■ PROBLEM TO WORK ON ■
Reproduce this listing in full.

■ SUPPLIED MATERIAL ■
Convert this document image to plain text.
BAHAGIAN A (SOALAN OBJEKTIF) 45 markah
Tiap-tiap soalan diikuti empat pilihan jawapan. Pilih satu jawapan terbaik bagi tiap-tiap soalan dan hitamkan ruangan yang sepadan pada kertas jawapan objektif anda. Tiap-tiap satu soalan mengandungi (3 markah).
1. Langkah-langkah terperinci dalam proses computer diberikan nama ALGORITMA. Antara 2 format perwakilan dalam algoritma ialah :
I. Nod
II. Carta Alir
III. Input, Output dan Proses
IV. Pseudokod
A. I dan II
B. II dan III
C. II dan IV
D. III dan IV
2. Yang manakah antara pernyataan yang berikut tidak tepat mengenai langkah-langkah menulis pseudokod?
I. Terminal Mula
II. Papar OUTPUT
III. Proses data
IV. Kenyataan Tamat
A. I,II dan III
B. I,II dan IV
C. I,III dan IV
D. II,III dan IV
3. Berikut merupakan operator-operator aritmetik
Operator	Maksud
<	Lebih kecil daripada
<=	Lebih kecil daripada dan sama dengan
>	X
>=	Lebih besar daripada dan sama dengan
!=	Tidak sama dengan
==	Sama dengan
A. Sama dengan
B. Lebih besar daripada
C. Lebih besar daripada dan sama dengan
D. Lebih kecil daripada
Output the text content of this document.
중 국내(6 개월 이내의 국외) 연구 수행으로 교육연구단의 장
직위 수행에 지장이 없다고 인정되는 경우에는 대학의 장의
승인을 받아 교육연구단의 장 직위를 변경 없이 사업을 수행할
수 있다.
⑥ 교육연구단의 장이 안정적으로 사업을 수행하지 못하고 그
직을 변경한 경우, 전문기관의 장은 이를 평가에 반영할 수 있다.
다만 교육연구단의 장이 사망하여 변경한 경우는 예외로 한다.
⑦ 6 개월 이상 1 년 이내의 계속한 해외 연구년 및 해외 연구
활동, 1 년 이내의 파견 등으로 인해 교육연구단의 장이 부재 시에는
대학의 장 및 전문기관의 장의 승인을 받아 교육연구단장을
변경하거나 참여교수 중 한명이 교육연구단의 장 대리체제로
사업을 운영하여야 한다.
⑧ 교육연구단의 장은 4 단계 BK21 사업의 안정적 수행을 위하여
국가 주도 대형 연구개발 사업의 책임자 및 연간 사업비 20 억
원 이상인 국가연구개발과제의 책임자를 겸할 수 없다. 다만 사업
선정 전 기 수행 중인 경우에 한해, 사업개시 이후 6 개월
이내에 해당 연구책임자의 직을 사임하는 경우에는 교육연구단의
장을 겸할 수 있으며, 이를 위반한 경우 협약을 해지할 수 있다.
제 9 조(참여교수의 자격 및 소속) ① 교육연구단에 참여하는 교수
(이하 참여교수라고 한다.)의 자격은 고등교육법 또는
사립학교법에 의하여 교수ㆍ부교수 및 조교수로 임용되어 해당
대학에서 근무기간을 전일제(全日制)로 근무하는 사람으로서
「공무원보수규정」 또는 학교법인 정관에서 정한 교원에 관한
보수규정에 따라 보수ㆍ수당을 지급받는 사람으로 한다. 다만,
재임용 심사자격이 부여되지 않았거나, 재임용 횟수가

■ TASK OUTPUT ■
Convert this document image to plain text.
BAHAGIAN A (SOALAN OBJEKTIF) 45 markah
Tiap-tiap soalan diikuti empat pilihan jawapan. Pilih satu jawapan terbaik bagi tiap-tiap soalan dan hitamkan ruangan yang sepadan pada kertas jawapan objektif anda. Tiap-tiap satu soalan mengandungi (3 markah).
1. Langkah-langkah terperinci dalam proses computer diberikan nama ALGORITMA. Antara 2 format perwakilan dalam algoritma ialah :
I. Nod
II. Carta Alir
III. Input, Output dan Proses
IV. Pseudokod
A. I dan II
B. II dan III
C. II dan IV
D. III dan IV
2. Yang manakah antara pernyataan yang berikut tidak tepat mengenai langkah-langkah menulis pseudokod?
I. Terminal Mula
II. Papar OUTPUT
III. Proses data
IV. Kenyataan Tamat
A. I,II dan III
B. I,II dan IV
C. I,III dan IV
D. II,III dan IV
3. Berikut merupakan operator-operator aritmetik
Operator	Maksud
<	Lebih kecil daripada
<=	Lebih kecil daripada dan sama dengan
>	X
>=	Lebih besar daripada dan sama dengan
!=	Tidak sama dengan
==	Sama dengan
A. Sama dengan
B. Lebih besar daripada
C. Lebih besar daripada dan sama dengan
D. Lebih kecil daripada
Output the text content of this document.
중 국내(6 개월 이내의 국외) 연구 수행으로 교육연구단의 장
직위 수행에 지장이 없다고 인정되는 경우에는 대학의 장의
승인을 받아 교육연구단의 장 직위를 변경 없이 사업을 수행할
수 있다.
⑥ 교육연구단의 장이 안정적으로 사업을 수행하지 못하고 그
직을 변경한 경우, 전문기관의 장은 이를 평가에 반영할 수 있다.
다만 교육연구단의 장이 사망하여 변경한 경우는 예외로 한다.
⑦ 6 개월 이상 1 년 이내의 계속한 해외 연구년 및 해외 연구
활동, 1 년 이내의 파견 등으로 인해 교육연구단의 장이 부재 시에는
대학의 장 및 전문기관의 장의 승인을 받아 교육연구단장을
변경하거나 참여교수 중 한명이 교육연구단의 장 대리체제로
사업을 운영하여야 한다.
⑧ 교육연구단의 장은 4 단계 BK21 사업의 안정적 수행을 위하여
국가 주도 대형 연구개발 사업의 책임자 및 연간 사업비 20 억
원 이상인 국가연구개발과제의 책임자를 겸할 수 없다. 다만 사업
선정 전 기 수행 중인 경우에 한해, 사업개시 이후 6 개월
이내에 해당 연구책임자의 직을 사임하는 경우에는 교육연구단의
장을 겸할 수 있으며, 이를 위반한 경우 협약을 해지할 수 있다.
제 9 조(참여교수의 자격 및 소속) ① 교육연구단에 참여하는 교수
(이하 참여교수라고 한다.)의 자격은 고등교육법 또는
사립학교법에 의하여 교수ㆍ부교수 및 조교수로 임용되어 해당
대학에서 근무기간을 전일제(全日制)로 근무하는 사람으로서
「공무원보수규정」 또는 학교법인 정관에서 정한 교원에 관한
보수규정에 따라 보수ㆍ수당을 지급받는 사람으로 한다. 다만,
재임용 심사자격이 부여되지 않았거나, 재임용 횟수가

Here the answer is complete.